### REQUESTS
1/ According to the text on mailing list categories and tags, how are mailing list archives traditionally organized?
2/ From the text on mailing list categories and tags, copy the passage starting with "We’ve gone into" and going on through "a suitable answer.".

### EXCERPT TO READ
Okay, sounds good. Why should I care?
Why would people want to use these?
Well, first of all, traditionally the organization of mailing list archives is via list, month, and year. Unyieldingly so. What happens if a particular topic spans multiple lists? For example, perhaps the fedora-advisory-board list kicks off a discussion about the next upcoming Flock, then that moves to a flock-planning list, and then as the event gets planned, the design-team list gets involved in the T-shirt and collateral design, and the marketing list gets involved in getting the word out about the conference. Fast-forward to a year later, and it’s time to plan the next Flock. Wouldn’t it be great to be able to easily read through how things went down last year to see what worked and what didn’t, as to improve the experience this next year? You could tag all of the flock-related posts with the tag ‘flock,’ or you could try to push all of the threads into ‘Event’ category.
Now the scenario I illustrate above does rely on some manual intervention, in that someone involved needs to be using the web interface in the discussion and needs to make the effort to click on the category and/or tag controls to mark the discussions. (It would be cool to have tags automatically applied based on keywords in a post, maybe have a whitelist of terms we care about and if they appear they are added or suggested as a tag?) I think we need to see how categories and tags work a simple manual application model first, though, before we get too fancy. (What if we implement some kind of Bayesian filtering to automatically apply categories, for example? Hehe. But that’s a lot of work if the categories and tags feature doesn’t pan out to be useful, so let’s not waste the effort before we understand how things shake out first!)
We’ve gone into a bit of a tangent, though. Okay, so categories and tags could be a good way of bridging the barriers between lists when a topic spans multiple lists. They would make it easier for folks looking to easily access the history of a given topic. Why else would a user want to use categories or tags? Here’s a few more scenarios:
- Working a Queue: I want to help newcomers on a list and make sure their questions are answered, so every week or so I’ll check the ‘Questions’ category on my list and go through the question threads, making sure each question receives a suitable answer.
- Planning for the Future: I’m planning my travel budget for the next year, so I want to view a list of all of the upcoming events that have been discussed on the lists I’m subscribed to. I check out the ‘Events’ category for my subscribed lists.
- Learning About a Topic: I’m trying to figure out how to get a bluetooth speaker working. I’m wondering what the current state of bluetooth is right now. I pull up a list of all posts that have the tag ‘bluetooth’ to see if this feature is supported yet and if anybody has discussed making it work.
- Active Collaboration: During wallpaper brainstorming season, we have a lot of mockups fly-by on the design-team list. Typically we brainstorm different visual ‘themes’ and then work in groups to create visual mockups to go with the theme, riffing off of each other’s work until we get final mockups we think represent the final theme. For example, I’m making this up, but one release we might have a ‘gears’ theme and a ‘flowers’ theme. Any threads or posts containing mockups along the ‘gears’ theme could be tagged, ‘gears’ and ‘fedora-artwork’ and then any in the ‘flowers’ theme could be tagged ‘flowers’ and ‘fedora-artwork.’ That would make it really easy to see all of the work done (under ‘fedora-artwork’) if you’re trying to decide which theme is best, or to see all of the works along a theme (e.g., under ‘gears’) and look at them that way.

### Extracted records
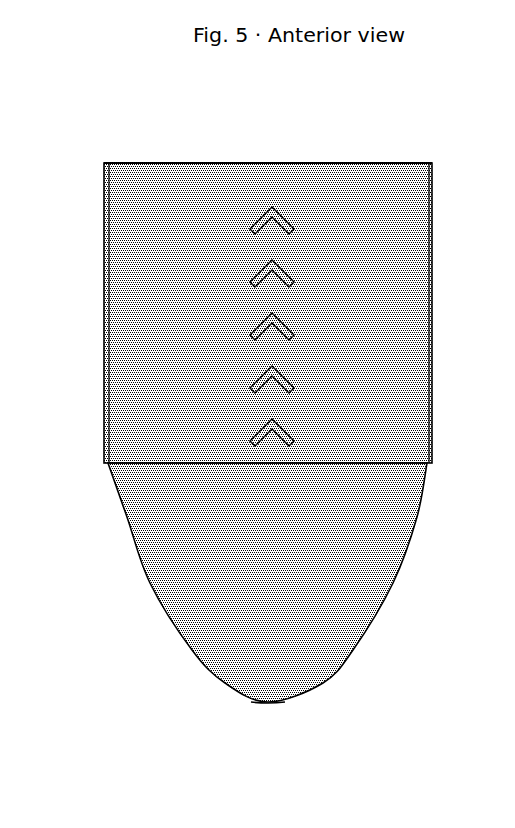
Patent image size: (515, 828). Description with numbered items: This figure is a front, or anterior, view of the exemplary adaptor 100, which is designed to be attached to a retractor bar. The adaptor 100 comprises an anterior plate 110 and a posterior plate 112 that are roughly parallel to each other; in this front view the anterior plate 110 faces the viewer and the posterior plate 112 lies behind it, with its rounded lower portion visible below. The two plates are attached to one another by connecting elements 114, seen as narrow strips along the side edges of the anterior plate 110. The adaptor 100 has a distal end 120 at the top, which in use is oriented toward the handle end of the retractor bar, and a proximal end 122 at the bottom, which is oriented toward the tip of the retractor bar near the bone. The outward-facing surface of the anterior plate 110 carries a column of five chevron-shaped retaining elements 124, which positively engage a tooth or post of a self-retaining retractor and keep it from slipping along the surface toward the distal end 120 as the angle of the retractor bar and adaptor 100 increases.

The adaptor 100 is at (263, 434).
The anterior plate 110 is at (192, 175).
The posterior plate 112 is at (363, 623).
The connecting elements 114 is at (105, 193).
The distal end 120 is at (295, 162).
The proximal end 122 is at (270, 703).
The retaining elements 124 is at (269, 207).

### EXERCISE RESPONSES
1/ By list, month, and year.

2/
We’ve gone into a bit of a tangent, though. Okay, so categories and tags could be a good way of bridging the barriers between lists when a topic spans multiple lists. They would make it easier for folks looking to easily access the history of a given topic. Why else would a user want to use categories or tags? Here’s a few more scenarios:
- Working a Queue: I want to help newcomers on a list and make sure their questions are answered, so every week or so I’ll check the ‘Questions’ category on my list and go through the question threads, making sure each question receives a suitable answer.